▸ Supplied records:
»»
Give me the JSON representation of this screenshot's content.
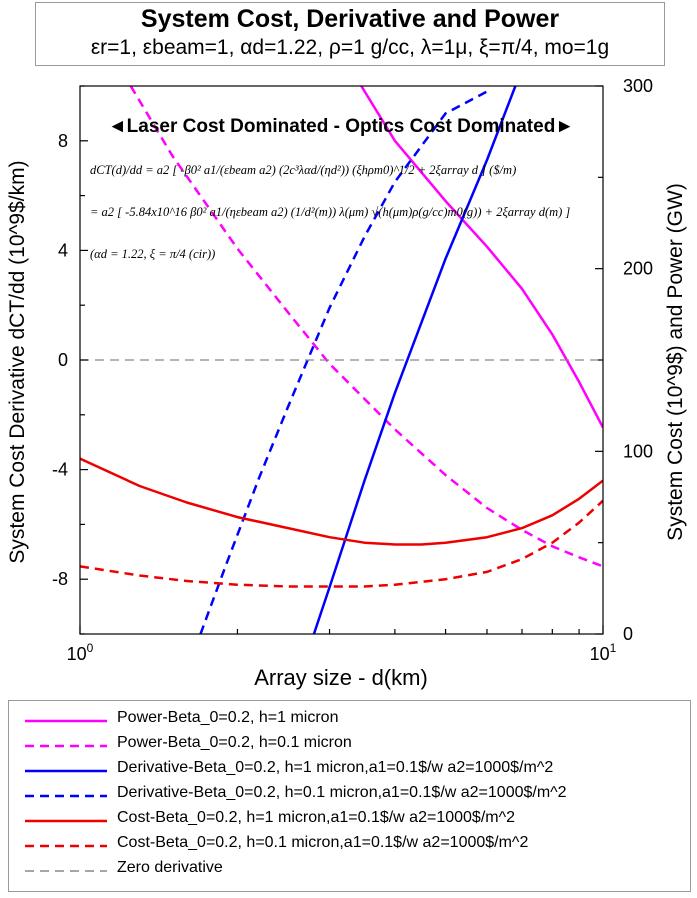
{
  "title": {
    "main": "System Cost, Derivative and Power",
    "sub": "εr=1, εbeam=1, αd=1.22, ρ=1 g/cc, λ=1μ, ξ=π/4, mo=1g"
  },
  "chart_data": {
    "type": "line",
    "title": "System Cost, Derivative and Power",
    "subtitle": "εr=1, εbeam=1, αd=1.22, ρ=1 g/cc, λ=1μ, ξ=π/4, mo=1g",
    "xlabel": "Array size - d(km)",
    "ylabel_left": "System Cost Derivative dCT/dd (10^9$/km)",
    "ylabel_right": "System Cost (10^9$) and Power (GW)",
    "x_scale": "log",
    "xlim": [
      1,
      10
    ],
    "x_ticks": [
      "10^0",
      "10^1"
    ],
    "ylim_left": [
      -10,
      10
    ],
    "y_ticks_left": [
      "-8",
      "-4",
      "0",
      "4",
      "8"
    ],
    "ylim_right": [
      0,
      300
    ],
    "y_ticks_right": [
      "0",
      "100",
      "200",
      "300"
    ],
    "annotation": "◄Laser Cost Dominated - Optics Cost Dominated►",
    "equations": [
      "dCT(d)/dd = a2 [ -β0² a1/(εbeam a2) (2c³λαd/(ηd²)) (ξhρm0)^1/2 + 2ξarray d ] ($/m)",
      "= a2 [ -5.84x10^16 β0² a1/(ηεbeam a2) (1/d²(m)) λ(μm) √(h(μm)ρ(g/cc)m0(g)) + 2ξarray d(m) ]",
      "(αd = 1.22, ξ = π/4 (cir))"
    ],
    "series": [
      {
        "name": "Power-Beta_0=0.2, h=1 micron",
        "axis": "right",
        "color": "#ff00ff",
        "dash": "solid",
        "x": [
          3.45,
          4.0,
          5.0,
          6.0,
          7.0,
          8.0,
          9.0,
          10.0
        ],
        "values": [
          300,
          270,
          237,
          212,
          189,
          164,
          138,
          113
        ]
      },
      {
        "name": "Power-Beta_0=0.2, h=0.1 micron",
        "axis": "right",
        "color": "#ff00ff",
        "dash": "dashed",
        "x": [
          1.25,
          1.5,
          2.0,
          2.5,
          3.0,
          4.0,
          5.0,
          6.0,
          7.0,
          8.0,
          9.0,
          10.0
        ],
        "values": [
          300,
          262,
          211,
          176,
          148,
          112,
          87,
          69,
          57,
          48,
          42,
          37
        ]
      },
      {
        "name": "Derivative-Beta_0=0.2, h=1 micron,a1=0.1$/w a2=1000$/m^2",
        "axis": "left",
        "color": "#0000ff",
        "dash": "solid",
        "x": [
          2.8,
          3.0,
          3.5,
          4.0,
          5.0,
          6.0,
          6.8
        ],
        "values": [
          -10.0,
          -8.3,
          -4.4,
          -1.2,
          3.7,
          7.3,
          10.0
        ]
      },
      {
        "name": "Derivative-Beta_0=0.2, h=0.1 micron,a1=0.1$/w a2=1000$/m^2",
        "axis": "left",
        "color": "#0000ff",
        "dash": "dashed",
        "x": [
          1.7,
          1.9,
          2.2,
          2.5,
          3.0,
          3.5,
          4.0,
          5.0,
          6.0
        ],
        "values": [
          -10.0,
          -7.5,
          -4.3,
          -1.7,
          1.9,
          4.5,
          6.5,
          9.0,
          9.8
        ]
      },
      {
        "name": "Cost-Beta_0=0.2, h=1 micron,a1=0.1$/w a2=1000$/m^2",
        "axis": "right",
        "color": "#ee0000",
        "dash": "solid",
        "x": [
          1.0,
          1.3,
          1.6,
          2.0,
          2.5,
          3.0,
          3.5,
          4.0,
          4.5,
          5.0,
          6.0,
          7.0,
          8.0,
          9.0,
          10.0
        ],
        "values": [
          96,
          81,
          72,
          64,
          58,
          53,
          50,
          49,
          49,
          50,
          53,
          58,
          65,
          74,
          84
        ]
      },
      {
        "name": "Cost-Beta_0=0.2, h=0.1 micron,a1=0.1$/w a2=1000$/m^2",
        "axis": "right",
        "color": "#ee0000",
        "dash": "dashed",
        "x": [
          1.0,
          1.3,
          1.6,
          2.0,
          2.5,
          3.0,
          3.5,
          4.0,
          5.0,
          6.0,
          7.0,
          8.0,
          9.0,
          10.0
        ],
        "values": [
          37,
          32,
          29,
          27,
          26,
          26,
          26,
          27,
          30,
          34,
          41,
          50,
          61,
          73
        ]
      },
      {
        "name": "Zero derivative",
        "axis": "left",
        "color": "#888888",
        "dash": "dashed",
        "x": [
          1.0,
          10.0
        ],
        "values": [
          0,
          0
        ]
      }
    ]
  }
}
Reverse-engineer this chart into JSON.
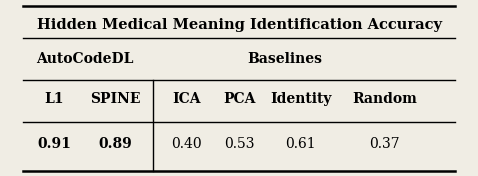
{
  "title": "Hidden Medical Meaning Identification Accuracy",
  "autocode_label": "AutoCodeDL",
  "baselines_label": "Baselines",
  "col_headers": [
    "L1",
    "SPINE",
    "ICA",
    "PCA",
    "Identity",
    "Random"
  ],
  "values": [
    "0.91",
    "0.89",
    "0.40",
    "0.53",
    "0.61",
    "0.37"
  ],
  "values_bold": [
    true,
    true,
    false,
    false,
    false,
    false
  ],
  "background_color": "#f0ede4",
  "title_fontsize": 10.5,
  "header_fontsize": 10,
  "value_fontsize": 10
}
««
▸ Written problem: The entries above are to be returned exactly, without their pictures.

▸ Finished exercise:
Give me the JSON representation of this screenshot's content.
{
  "title": {
    "main": "System Cost, Derivative and Power",
    "sub": "εr=1, εbeam=1, αd=1.22, ρ=1 g/cc, λ=1μ, ξ=π/4, mo=1g"
  },
  "chart_data": {
    "type": "line",
    "title": "System Cost, Derivative and Power",
    "subtitle": "εr=1, εbeam=1, αd=1.22, ρ=1 g/cc, λ=1μ, ξ=π/4, mo=1g",
    "xlabel": "Array size - d(km)",
    "ylabel_left": "System Cost Derivative dCT/dd (10^9$/km)",
    "ylabel_right": "System Cost (10^9$) and Power (GW)",
    "x_scale": "log",
    "xlim": [
      1,
      10
    ],
    "x_ticks": [
      "10^0",
      "10^1"
    ],
    "ylim_left": [
      -10,
      10
    ],
    "y_ticks_left": [
      "-8",
      "-4",
      "0",
      "4",
      "8"
    ],
    "ylim_right": [
      0,
      300
    ],
    "y_ticks_right": [
      "0",
      "100",
      "200",
      "300"
    ],
    "annotation": "◄Laser Cost Dominated - Optics Cost Dominated►",
    "equations": [
      "dCT(d)/dd = a2 [ -β0² a1/(εbeam a2) (2c³λαd/(ηd²)) (ξhρm0)^1/2 + 2ξarray d ] ($/m)",
      "= a2 [ -5.84x10^16 β0² a1/(ηεbeam a2) (1/d²(m)) λ(μm) √(h(μm)ρ(g/cc)m0(g)) + 2ξarray d(m) ]",
      "(αd = 1.22, ξ = π/4 (cir))"
    ],
    "series": [
      {
        "name": "Power-Beta_0=0.2, h=1 micron",
        "axis": "right",
        "color": "#ff00ff",
        "dash": "solid",
        "x": [
          3.45,
          4.0,
          5.0,
          6.0,
          7.0,
          8.0,
          9.0,
          10.0
        ],
        "values": [
          300,
          270,
          237,
          212,
          189,
          164,
          138,
          113
        ]
      },
      {
        "name": "Power-Beta_0=0.2, h=0.1 micron",
        "axis": "right",
        "color": "#ff00ff",
        "dash": "dashed",
        "x": [
          1.25,
          1.5,
          2.0,
          2.5,
          3.0,
          4.0,
          5.0,
          6.0,
          7.0,
          8.0,
          9.0,
          10.0
        ],
        "values": [
          300,
          262,
          211,
          176,
          148,
          112,
          87,
          69,
          57,
          48,
          42,
          37
        ]
      },
      {
        "name": "Derivative-Beta_0=0.2, h=1 micron,a1=0.1$/w a2=1000$/m^2",
        "axis": "left",
        "color": "#0000ff",
        "dash": "solid",
        "x": [
          2.8,
          3.0,
          3.5,
          4.0,
          5.0,
          6.0,
          6.8
        ],
        "values": [
          -10.0,
          -8.3,
          -4.4,
          -1.2,
          3.7,
          7.3,
          10.0
        ]
      },
      {
        "name": "Derivative-Beta_0=0.2, h=0.1 micron,a1=0.1$/w a2=1000$/m^2",
        "axis": "left",
        "color": "#0000ff",
        "dash": "dashed",
        "x": [
          1.7,
          1.9,
          2.2,
          2.5,
          3.0,
          3.5,
          4.0,
          5.0,
          6.0
        ],
        "values": [
          -10.0,
          -7.5,
          -4.3,
          -1.7,
          1.9,
          4.5,
          6.5,
          9.0,
          9.8
        ]
      },
      {
        "name": "Cost-Beta_0=0.2, h=1 micron,a1=0.1$/w a2=1000$/m^2",
        "axis": "right",
        "color": "#ee0000",
        "dash": "solid",
        "x": [
          1.0,
          1.3,
          1.6,
          2.0,
          2.5,
          3.0,
          3.5,
          4.0,
          4.5,
          5.0,
          6.0,
          7.0,
          8.0,
          9.0,
          10.0
        ],
        "values": [
          96,
          81,
          72,
          64,
          58,
          53,
          50,
          49,
          49,
          50,
          53,
          58,
          65,
          74,
          84
        ]
      },
      {
        "name": "Cost-Beta_0=0.2, h=0.1 micron,a1=0.1$/w a2=1000$/m^2",
        "axis": "right",
        "color": "#ee0000",
        "dash": "dashed",
        "x": [
          1.0,
          1.3,
          1.6,
          2.0,
          2.5,
          3.0,
          3.5,
          4.0,
          5.0,
          6.0,
          7.0,
          8.0,
          9.0,
          10.0
        ],
        "values": [
          37,
          32,
          29,
          27,
          26,
          26,
          26,
          27,
          30,
          34,
          41,
          50,
          61,
          73
        ]
      },
      {
        "name": "Zero derivative",
        "axis": "left",
        "color": "#888888",
        "dash": "dashed",
        "x": [
          1.0,
          10.0
        ],
        "values": [
          0,
          0
        ]
      }
    ]
  }
}
Reverse-engineer this chart into JSON.
{
  "title": "Hidden Medical Meaning Identification Accuracy",
  "autocode_label": "AutoCodeDL",
  "baselines_label": "Baselines",
  "col_headers": [
    "L1",
    "SPINE",
    "ICA",
    "PCA",
    "Identity",
    "Random"
  ],
  "values": [
    "0.91",
    "0.89",
    "0.40",
    "0.53",
    "0.61",
    "0.37"
  ],
  "values_bold": [
    true,
    true,
    false,
    false,
    false,
    false
  ],
  "background_color": "#f0ede4",
  "title_fontsize": 10.5,
  "header_fontsize": 10,
  "value_fontsize": 10
}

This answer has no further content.